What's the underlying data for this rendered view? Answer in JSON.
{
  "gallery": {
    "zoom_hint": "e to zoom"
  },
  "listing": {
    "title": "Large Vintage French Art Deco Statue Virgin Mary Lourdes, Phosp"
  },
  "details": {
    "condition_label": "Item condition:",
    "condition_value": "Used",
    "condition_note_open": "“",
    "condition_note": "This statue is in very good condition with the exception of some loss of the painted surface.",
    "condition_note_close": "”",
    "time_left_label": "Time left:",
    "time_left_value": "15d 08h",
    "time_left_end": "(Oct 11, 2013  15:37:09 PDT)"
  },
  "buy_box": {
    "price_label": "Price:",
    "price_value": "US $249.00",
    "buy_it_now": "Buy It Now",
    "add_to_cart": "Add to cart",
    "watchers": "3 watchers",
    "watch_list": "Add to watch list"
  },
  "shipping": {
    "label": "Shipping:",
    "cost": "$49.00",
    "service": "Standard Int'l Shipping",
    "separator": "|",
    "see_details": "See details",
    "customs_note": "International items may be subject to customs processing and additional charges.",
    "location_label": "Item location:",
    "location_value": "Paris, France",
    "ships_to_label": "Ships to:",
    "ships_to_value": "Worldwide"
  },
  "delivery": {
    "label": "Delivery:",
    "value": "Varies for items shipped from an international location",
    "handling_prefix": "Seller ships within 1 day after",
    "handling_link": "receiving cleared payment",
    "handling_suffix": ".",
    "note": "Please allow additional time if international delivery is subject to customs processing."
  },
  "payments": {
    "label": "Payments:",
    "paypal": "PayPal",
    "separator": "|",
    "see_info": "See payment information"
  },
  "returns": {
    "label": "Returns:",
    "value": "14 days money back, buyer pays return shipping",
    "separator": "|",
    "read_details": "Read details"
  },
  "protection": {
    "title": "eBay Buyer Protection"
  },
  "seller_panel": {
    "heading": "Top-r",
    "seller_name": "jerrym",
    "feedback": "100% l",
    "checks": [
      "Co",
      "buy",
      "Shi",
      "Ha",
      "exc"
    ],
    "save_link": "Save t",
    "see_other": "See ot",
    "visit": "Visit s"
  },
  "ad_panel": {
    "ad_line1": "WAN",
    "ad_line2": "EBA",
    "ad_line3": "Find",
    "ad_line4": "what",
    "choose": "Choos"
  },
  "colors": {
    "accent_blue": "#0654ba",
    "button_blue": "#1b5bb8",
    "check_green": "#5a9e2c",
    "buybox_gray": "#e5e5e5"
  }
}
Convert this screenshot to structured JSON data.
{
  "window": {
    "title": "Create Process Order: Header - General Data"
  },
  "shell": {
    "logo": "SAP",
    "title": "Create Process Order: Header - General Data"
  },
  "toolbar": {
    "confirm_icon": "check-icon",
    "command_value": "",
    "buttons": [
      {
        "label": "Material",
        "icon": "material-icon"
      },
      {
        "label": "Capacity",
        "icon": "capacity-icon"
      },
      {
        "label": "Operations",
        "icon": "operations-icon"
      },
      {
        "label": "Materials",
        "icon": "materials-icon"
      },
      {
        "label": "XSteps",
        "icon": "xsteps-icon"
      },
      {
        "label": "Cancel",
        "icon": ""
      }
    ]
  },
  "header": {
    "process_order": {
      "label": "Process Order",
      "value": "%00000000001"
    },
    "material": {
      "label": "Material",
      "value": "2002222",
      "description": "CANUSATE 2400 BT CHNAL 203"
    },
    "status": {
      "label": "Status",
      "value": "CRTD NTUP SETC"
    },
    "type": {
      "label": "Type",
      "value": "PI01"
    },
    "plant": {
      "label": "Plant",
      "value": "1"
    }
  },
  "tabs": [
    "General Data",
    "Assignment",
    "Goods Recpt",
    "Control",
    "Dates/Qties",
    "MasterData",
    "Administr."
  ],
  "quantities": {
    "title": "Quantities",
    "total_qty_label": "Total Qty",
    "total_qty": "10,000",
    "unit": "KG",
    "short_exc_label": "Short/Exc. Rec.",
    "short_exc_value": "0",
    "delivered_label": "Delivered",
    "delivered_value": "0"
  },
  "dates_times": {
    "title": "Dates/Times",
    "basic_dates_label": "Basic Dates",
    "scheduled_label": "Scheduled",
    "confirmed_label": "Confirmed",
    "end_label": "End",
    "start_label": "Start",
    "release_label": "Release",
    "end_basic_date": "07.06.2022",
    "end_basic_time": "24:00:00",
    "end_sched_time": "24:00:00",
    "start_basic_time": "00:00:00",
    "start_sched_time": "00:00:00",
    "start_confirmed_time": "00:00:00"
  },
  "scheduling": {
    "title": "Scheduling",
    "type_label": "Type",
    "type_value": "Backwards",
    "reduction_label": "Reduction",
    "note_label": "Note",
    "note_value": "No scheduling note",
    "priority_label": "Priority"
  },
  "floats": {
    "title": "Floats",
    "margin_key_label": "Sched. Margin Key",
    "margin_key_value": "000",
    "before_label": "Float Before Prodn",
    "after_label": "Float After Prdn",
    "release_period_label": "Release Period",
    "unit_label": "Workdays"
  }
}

EXERCISE PROMPT | Count how many lines of the material hold the string "Release". Give the number and nothing more.

EXERCISE RESPONSE | 2